• What you are asked to do
Copy every line from the material below that holds "Prés".

[Rows from a figure dataset]

•••••

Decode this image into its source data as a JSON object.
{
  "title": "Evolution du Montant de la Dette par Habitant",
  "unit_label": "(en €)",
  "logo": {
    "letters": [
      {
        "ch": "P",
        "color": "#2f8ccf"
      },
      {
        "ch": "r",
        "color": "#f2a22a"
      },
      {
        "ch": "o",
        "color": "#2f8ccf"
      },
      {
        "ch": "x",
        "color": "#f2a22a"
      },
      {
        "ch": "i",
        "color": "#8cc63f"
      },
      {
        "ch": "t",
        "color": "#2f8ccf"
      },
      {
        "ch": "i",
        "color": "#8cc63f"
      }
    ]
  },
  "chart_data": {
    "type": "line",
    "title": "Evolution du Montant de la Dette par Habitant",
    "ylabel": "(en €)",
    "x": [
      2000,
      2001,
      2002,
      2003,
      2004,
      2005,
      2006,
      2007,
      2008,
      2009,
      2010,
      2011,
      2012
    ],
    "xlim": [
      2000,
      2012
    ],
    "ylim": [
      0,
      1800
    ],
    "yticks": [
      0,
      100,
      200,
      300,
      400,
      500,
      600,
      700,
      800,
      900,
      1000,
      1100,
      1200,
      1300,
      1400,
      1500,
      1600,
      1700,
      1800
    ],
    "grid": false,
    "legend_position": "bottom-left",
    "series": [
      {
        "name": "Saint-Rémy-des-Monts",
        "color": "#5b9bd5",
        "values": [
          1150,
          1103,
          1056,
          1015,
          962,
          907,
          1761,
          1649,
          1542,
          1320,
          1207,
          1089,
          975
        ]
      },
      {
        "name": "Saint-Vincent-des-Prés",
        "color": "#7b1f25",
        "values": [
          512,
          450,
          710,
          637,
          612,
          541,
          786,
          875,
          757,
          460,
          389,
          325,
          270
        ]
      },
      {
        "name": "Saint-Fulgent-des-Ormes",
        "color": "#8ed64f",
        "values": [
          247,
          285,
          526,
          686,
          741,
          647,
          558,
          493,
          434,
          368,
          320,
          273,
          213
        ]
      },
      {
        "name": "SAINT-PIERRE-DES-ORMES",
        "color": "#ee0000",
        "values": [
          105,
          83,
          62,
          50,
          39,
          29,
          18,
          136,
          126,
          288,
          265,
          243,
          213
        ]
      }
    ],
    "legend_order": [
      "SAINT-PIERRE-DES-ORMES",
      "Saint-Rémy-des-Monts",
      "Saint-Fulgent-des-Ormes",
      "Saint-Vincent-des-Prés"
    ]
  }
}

•••••

• Result of this task
        "name": "Saint-Vincent-des-Prés",
      "Saint-Vincent-des-Prés"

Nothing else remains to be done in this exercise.